§ STATED PROBLEM
Below are the entries; state how many of their lines contain the string "Össznyereség", and nothing more.

§ DATA SHOWN
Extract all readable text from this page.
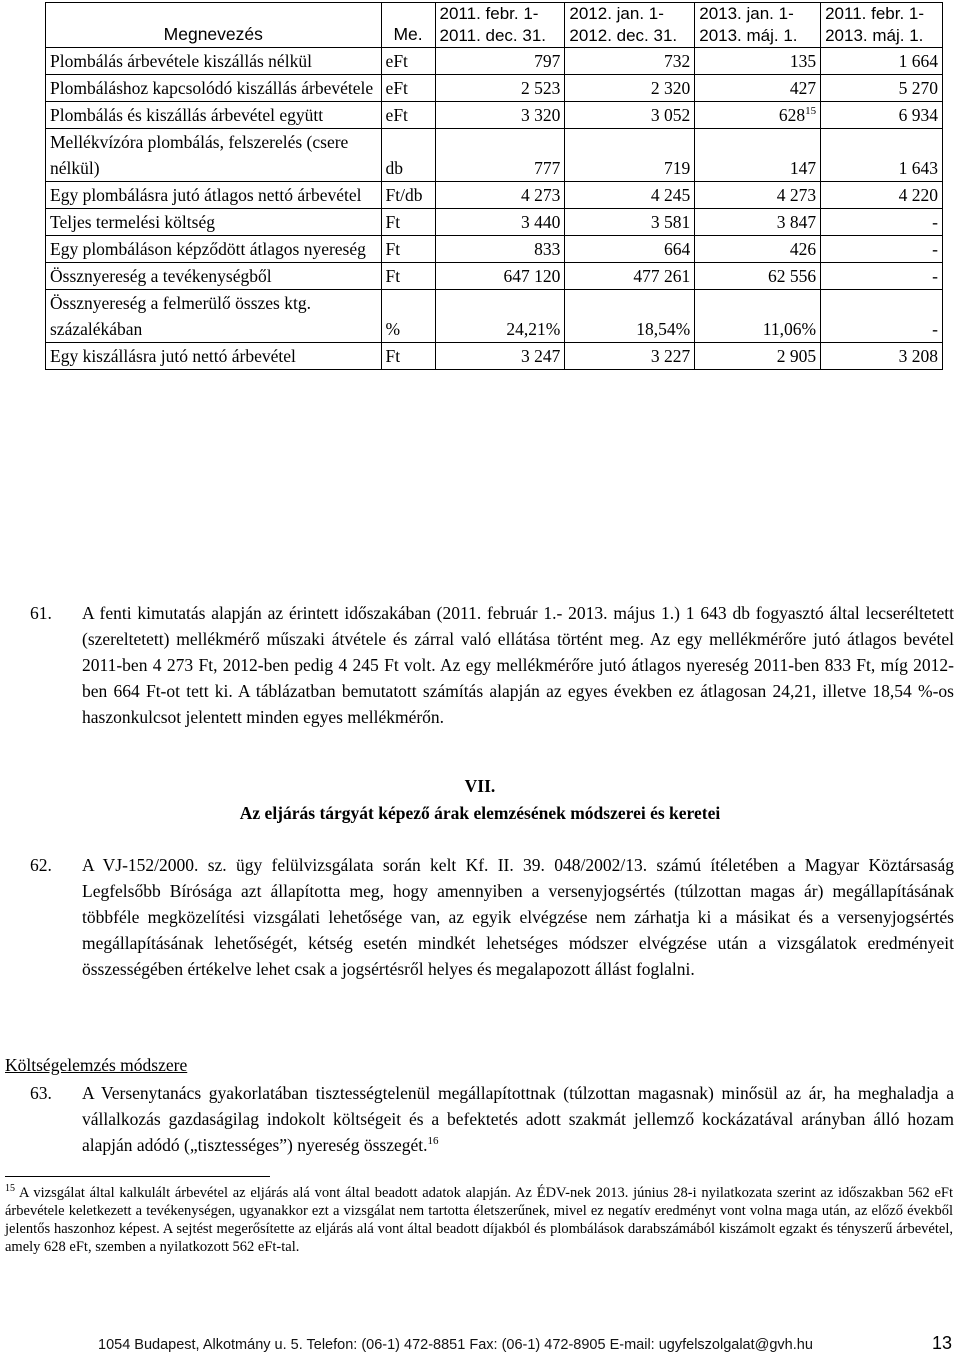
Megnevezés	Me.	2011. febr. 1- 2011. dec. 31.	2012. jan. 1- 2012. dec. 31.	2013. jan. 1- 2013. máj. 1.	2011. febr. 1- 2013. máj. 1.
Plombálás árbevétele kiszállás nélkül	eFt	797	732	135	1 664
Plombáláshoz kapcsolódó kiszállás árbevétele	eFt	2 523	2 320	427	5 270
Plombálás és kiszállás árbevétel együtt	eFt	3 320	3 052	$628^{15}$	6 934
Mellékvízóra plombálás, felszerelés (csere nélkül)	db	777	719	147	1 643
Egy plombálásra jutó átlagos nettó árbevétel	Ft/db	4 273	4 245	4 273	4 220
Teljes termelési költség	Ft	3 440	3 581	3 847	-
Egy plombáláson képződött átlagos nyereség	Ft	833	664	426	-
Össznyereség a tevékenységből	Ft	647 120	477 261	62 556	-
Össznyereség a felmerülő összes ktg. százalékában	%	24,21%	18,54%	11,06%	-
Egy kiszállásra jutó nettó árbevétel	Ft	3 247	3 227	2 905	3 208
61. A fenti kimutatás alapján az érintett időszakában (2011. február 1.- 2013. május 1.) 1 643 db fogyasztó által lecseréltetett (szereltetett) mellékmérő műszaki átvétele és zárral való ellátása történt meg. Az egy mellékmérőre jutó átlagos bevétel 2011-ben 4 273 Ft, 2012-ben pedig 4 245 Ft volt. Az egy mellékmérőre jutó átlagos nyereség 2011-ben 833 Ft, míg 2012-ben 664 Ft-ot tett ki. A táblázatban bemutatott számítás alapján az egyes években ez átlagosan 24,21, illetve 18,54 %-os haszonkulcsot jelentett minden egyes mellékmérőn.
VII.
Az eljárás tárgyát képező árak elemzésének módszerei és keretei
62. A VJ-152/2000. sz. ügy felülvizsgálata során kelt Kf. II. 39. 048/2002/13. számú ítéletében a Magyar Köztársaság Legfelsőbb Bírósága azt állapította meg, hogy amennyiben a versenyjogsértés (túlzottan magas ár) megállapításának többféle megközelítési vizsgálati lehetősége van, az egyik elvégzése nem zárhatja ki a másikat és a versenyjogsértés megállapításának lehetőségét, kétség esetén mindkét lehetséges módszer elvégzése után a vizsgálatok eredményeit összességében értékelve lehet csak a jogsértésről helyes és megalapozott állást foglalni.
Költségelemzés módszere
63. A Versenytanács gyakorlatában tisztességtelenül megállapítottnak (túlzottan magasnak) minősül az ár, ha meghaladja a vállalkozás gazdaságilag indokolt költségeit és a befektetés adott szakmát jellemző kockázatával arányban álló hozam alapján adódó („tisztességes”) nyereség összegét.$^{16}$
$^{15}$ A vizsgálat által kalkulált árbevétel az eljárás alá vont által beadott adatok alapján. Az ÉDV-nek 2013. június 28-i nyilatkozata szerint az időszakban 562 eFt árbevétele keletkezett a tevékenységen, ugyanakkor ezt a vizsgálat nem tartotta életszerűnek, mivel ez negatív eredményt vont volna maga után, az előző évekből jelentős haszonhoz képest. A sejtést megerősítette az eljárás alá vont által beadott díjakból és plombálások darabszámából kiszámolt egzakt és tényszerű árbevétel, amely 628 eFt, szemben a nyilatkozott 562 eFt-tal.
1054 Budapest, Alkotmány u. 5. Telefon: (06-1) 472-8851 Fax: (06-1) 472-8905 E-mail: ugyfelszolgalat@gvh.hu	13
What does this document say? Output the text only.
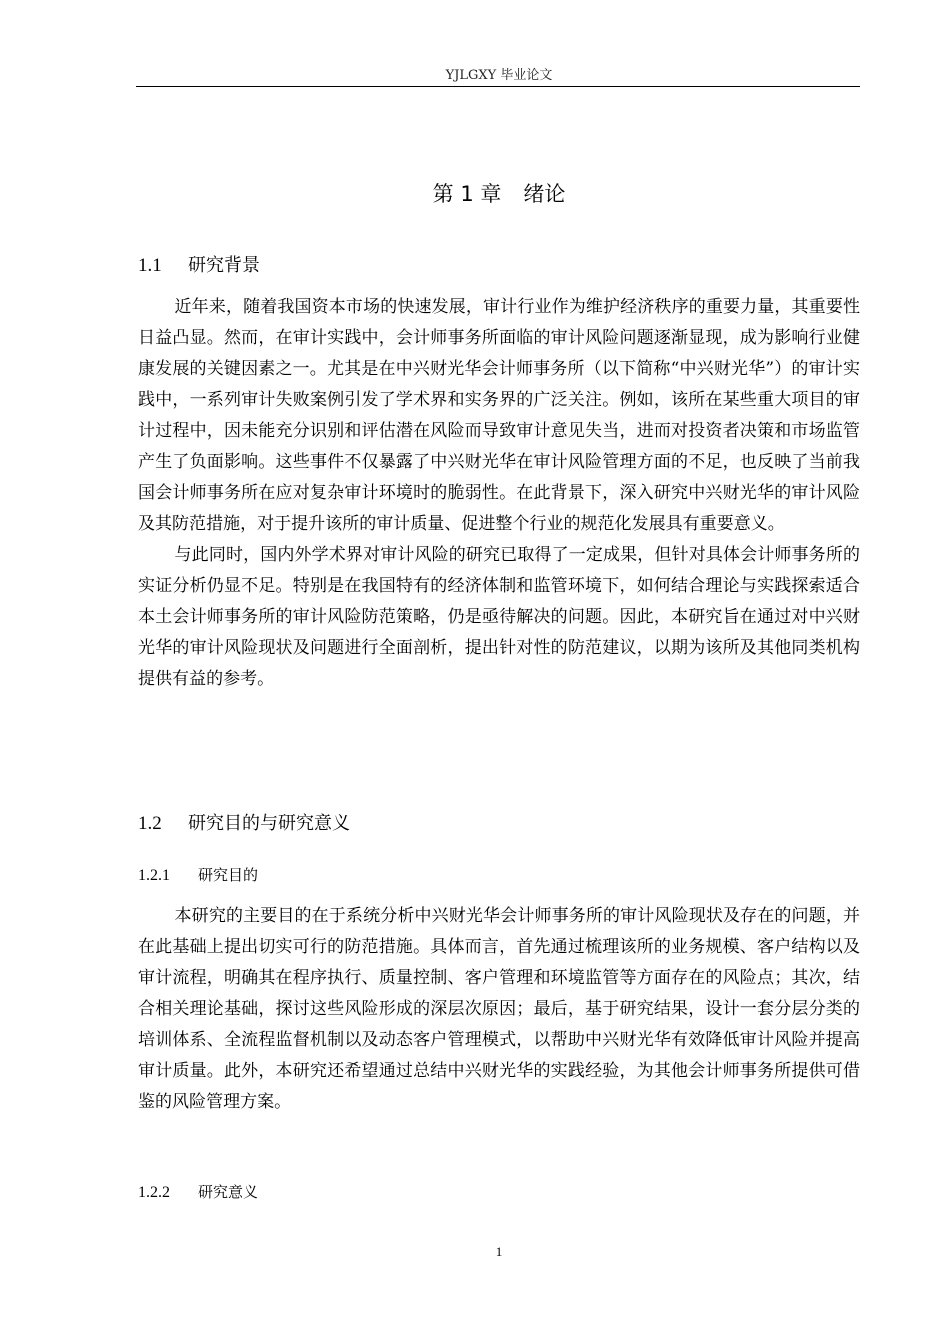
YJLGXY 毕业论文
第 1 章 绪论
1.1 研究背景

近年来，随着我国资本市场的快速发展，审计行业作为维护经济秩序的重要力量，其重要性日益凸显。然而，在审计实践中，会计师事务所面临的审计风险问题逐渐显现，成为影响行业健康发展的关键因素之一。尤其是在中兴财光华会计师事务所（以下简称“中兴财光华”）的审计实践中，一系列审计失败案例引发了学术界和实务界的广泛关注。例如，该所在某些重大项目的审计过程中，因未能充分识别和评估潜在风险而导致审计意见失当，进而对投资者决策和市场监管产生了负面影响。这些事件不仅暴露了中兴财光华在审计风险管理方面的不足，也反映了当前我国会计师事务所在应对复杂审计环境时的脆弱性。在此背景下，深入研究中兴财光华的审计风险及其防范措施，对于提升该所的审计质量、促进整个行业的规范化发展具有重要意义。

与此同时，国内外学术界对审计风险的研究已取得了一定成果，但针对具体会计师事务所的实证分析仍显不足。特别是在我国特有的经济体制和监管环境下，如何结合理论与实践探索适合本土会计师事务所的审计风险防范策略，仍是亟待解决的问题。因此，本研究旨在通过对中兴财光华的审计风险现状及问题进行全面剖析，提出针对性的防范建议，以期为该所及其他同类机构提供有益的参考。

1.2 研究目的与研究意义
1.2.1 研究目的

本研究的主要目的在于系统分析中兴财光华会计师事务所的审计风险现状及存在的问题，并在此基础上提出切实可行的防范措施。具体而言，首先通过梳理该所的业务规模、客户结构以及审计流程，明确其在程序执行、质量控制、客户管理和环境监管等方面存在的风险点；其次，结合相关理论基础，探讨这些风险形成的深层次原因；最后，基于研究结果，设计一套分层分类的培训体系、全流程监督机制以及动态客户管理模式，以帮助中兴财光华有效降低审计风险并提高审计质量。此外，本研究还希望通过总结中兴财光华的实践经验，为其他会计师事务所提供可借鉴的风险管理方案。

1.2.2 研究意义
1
--
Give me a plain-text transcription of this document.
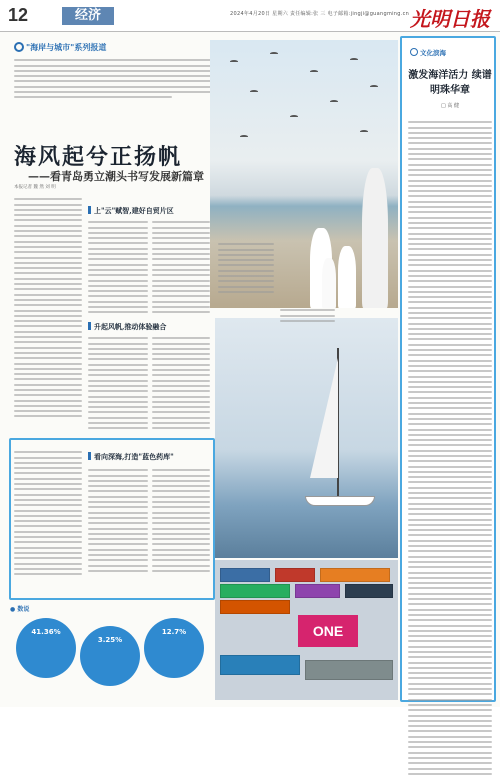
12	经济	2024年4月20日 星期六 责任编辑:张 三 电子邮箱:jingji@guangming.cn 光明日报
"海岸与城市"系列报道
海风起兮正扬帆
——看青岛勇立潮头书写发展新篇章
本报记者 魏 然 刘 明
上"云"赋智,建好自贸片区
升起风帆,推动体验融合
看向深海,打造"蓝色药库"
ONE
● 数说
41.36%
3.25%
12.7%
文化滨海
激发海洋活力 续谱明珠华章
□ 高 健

§ EXERCISE RESPONSE
2